(Stored records)
--- Start ---

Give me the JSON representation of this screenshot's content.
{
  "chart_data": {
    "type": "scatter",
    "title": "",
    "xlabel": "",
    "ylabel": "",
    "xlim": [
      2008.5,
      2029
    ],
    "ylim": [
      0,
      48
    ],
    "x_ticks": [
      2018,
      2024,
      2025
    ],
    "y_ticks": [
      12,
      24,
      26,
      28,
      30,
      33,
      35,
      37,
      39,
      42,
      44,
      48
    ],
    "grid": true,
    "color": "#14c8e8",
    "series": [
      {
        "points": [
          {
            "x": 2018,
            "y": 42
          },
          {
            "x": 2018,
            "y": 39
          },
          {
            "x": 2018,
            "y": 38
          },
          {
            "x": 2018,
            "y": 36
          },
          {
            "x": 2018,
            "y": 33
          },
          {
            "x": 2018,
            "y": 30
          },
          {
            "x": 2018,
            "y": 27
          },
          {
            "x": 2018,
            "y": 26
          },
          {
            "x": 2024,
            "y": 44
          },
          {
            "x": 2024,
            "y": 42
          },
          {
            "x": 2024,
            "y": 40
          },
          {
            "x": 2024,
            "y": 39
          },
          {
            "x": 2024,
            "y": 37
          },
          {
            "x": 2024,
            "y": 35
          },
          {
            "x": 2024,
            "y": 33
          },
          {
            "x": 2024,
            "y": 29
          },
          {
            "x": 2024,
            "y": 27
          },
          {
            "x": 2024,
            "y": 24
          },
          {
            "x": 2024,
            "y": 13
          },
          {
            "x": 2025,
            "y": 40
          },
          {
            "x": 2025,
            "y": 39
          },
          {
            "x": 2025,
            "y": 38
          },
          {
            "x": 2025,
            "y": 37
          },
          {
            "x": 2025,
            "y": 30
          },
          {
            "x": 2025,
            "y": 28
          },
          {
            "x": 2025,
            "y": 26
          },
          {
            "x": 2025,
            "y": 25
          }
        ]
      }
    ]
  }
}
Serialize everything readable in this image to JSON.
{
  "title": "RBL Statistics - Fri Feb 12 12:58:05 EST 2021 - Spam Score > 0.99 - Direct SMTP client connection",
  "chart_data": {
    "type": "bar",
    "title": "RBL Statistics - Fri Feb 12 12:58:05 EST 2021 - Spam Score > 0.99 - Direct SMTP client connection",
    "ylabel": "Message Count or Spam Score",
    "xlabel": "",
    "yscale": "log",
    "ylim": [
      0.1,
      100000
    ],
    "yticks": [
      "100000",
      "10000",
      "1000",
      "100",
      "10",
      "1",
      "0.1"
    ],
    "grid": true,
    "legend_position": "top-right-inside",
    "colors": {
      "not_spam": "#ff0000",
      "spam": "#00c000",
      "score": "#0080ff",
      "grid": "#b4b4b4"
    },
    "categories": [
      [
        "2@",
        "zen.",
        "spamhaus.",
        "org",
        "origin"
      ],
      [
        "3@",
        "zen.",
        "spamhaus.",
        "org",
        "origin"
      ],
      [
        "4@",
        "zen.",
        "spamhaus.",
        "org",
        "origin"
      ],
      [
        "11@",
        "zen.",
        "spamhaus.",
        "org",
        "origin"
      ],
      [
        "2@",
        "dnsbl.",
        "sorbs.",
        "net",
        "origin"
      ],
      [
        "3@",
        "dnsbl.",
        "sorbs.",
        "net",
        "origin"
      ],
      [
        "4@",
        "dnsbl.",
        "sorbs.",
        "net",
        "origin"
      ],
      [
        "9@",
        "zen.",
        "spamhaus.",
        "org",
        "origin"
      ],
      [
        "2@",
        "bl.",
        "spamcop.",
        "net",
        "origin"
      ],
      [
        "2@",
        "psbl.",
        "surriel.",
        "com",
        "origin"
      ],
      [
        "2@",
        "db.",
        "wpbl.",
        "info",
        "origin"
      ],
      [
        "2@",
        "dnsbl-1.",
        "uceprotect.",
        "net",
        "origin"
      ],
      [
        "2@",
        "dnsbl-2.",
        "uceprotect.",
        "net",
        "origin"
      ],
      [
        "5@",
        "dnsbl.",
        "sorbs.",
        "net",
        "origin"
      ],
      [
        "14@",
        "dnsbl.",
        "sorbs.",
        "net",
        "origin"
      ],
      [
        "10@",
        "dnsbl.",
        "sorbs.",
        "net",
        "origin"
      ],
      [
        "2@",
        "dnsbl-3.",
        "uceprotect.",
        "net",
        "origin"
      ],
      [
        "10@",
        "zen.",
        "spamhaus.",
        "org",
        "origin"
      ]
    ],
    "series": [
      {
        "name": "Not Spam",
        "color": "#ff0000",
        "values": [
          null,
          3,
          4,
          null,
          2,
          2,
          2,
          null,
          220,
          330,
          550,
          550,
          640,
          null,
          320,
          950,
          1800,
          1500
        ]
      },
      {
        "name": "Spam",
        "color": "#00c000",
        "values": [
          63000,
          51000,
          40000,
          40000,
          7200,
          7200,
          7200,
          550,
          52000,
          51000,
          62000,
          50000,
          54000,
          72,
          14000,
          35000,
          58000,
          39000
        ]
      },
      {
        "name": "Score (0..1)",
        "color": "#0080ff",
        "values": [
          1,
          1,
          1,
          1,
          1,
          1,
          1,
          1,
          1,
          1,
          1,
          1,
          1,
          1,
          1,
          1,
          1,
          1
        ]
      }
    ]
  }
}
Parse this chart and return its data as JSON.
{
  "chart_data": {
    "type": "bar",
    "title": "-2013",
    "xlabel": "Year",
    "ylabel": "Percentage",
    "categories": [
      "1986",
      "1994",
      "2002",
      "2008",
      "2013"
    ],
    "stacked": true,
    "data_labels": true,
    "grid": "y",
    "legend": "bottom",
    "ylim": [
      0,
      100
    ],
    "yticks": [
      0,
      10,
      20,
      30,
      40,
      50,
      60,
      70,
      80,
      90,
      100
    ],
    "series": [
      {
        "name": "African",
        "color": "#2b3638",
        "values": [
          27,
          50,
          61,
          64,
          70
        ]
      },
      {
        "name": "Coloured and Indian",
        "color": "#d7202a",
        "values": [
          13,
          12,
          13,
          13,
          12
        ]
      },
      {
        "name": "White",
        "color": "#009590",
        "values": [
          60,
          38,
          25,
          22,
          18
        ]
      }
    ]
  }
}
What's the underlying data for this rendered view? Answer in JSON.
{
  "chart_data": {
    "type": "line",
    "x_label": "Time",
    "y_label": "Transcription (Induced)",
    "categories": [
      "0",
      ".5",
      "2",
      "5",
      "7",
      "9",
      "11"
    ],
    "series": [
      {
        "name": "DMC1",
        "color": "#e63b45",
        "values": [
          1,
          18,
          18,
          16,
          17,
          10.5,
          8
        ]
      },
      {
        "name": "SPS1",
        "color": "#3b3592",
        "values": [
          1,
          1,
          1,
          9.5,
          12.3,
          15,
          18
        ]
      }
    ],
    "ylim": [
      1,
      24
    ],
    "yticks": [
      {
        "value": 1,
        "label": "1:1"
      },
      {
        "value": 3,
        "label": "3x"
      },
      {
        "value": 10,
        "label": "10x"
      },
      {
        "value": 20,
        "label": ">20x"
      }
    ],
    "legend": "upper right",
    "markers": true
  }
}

--- End ---

## Exercise description
Take the lines above and print them exactly.

## The answer
Give me the JSON representation of this screenshot's content.
{
  "chart_data": {
    "type": "scatter",
    "title": "",
    "xlabel": "",
    "ylabel": "",
    "xlim": [
      2008.5,
      2029
    ],
    "ylim": [
      0,
      48
    ],
    "x_ticks": [
      2018,
      2024,
      2025
    ],
    "y_ticks": [
      12,
      24,
      26,
      28,
      30,
      33,
      35,
      37,
      39,
      42,
      44,
      48
    ],
    "grid": true,
    "color": "#14c8e8",
    "series": [
      {
        "points": [
          {
            "x": 2018,
            "y": 42
          },
          {
            "x": 2018,
            "y": 39
          },
          {
            "x": 2018,
            "y": 38
          },
          {
            "x": 2018,
            "y": 36
          },
          {
            "x": 2018,
            "y": 33
          },
          {
            "x": 2018,
            "y": 30
          },
          {
            "x": 2018,
            "y": 27
          },
          {
            "x": 2018,
            "y": 26
          },
          {
            "x": 2024,
            "y": 44
          },
          {
            "x": 2024,
            "y": 42
          },
          {
            "x": 2024,
            "y": 40
          },
          {
            "x": 2024,
            "y": 39
          },
          {
            "x": 2024,
            "y": 37
          },
          {
            "x": 2024,
            "y": 35
          },
          {
            "x": 2024,
            "y": 33
          },
          {
            "x": 2024,
            "y": 29
          },
          {
            "x": 2024,
            "y": 27
          },
          {
            "x": 2024,
            "y": 24
          },
          {
            "x": 2024,
            "y": 13
          },
          {
            "x": 2025,
            "y": 40
          },
          {
            "x": 2025,
            "y": 39
          },
          {
            "x": 2025,
            "y": 38
          },
          {
            "x": 2025,
            "y": 37
          },
          {
            "x": 2025,
            "y": 30
          },
          {
            "x": 2025,
            "y": 28
          },
          {
            "x": 2025,
            "y": 26
          },
          {
            "x": 2025,
            "y": 25
          }
        ]
      }
    ]
  }
}
Serialize everything readable in this image to JSON.
{
  "title": "RBL Statistics - Fri Feb 12 12:58:05 EST 2021 - Spam Score > 0.99 - Direct SMTP client connection",
  "chart_data": {
    "type": "bar",
    "title": "RBL Statistics - Fri Feb 12 12:58:05 EST 2021 - Spam Score > 0.99 - Direct SMTP client connection",
    "ylabel": "Message Count or Spam Score",
    "xlabel": "",
    "yscale": "log",
    "ylim": [
      0.1,
      100000
    ],
    "yticks": [
      "100000",
      "10000",
      "1000",
      "100",
      "10",
      "1",
      "0.1"
    ],
    "grid": true,
    "legend_position": "top-right-inside",
    "colors": {
      "not_spam": "#ff0000",
      "spam": "#00c000",
      "score": "#0080ff",
      "grid": "#b4b4b4"
    },
    "categories": [
      [
        "2@",
        "zen.",
        "spamhaus.",
        "org",
        "origin"
      ],
      [
        "3@",
        "zen.",
        "spamhaus.",
        "org",
        "origin"
      ],
      [
        "4@",
        "zen.",
        "spamhaus.",
        "org",
        "origin"
      ],
      [
        "11@",
        "zen.",
        "spamhaus.",
        "org",
        "origin"
      ],
      [
        "2@",
        "dnsbl.",
        "sorbs.",
        "net",
        "origin"
      ],
      [
        "3@",
        "dnsbl.",
        "sorbs.",
        "net",
        "origin"
      ],
      [
        "4@",
        "dnsbl.",
        "sorbs.",
        "net",
        "origin"
      ],
      [
        "9@",
        "zen.",
        "spamhaus.",
        "org",
        "origin"
      ],
      [
        "2@",
        "bl.",
        "spamcop.",
        "net",
        "origin"
      ],
      [
        "2@",
        "psbl.",
        "surriel.",
        "com",
        "origin"
      ],
      [
        "2@",
        "db.",
        "wpbl.",
        "info",
        "origin"
      ],
      [
        "2@",
        "dnsbl-1.",
        "uceprotect.",
        "net",
        "origin"
      ],
      [
        "2@",
        "dnsbl-2.",
        "uceprotect.",
        "net",
        "origin"
      ],
      [
        "5@",
        "dnsbl.",
        "sorbs.",
        "net",
        "origin"
      ],
      [
        "14@",
        "dnsbl.",
        "sorbs.",
        "net",
        "origin"
      ],
      [
        "10@",
        "dnsbl.",
        "sorbs.",
        "net",
        "origin"
      ],
      [
        "2@",
        "dnsbl-3.",
        "uceprotect.",
        "net",
        "origin"
      ],
      [
        "10@",
        "zen.",
        "spamhaus.",
        "org",
        "origin"
      ]
    ],
    "series": [
      {
        "name": "Not Spam",
        "color": "#ff0000",
        "values": [
          null,
          3,
          4,
          null,
          2,
          2,
          2,
          null,
          220,
          330,
          550,
          550,
          640,
          null,
          320,
          950,
          1800,
          1500
        ]
      },
      {
        "name": "Spam",
        "color": "#00c000",
        "values": [
          63000,
          51000,
          40000,
          40000,
          7200,
          7200,
          7200,
          550,
          52000,
          51000,
          62000,
          50000,
          54000,
          72,
          14000,
          35000,
          58000,
          39000
        ]
      },
      {
        "name": "Score (0..1)",
        "color": "#0080ff",
        "values": [
          1,
          1,
          1,
          1,
          1,
          1,
          1,
          1,
          1,
          1,
          1,
          1,
          1,
          1,
          1,
          1,
          1,
          1
        ]
      }
    ]
  }
}
Parse this chart and return its data as JSON.
{
  "chart_data": {
    "type": "bar",
    "title": "-2013",
    "xlabel": "Year",
    "ylabel": "Percentage",
    "categories": [
      "1986",
      "1994",
      "2002",
      "2008",
      "2013"
    ],
    "stacked": true,
    "data_labels": true,
    "grid": "y",
    "legend": "bottom",
    "ylim": [
      0,
      100
    ],
    "yticks": [
      0,
      10,
      20,
      30,
      40,
      50,
      60,
      70,
      80,
      90,
      100
    ],
    "series": [
      {
        "name": "African",
        "color": "#2b3638",
        "values": [
          27,
          50,
          61,
          64,
          70
        ]
      },
      {
        "name": "Coloured and Indian",
        "color": "#d7202a",
        "values": [
          13,
          12,
          13,
          13,
          12
        ]
      },
      {
        "name": "White",
        "color": "#009590",
        "values": [
          60,
          38,
          25,
          22,
          18
        ]
      }
    ]
  }
}
What's the underlying data for this rendered view? Answer in JSON.
{
  "chart_data": {
    "type": "line",
    "x_label": "Time",
    "y_label": "Transcription (Induced)",
    "categories": [
      "0",
      ".5",
      "2",
      "5",
      "7",
      "9",
      "11"
    ],
    "series": [
      {
        "name": "DMC1",
        "color": "#e63b45",
        "values": [
          1,
          18,
          18,
          16,
          17,
          10.5,
          8
        ]
      },
      {
        "name": "SPS1",
        "color": "#3b3592",
        "values": [
          1,
          1,
          1,
          9.5,
          12.3,
          15,
          18
        ]
      }
    ],
    "ylim": [
      1,
      24
    ],
    "yticks": [
      {
        "value": 1,
        "label": "1:1"
      },
      {
        "value": 3,
        "label": "3x"
      },
      {
        "value": 10,
        "label": "10x"
      },
      {
        "value": 20,
        "label": ">20x"
      }
    ],
    "legend": "upper right",
    "markers": true
  }
}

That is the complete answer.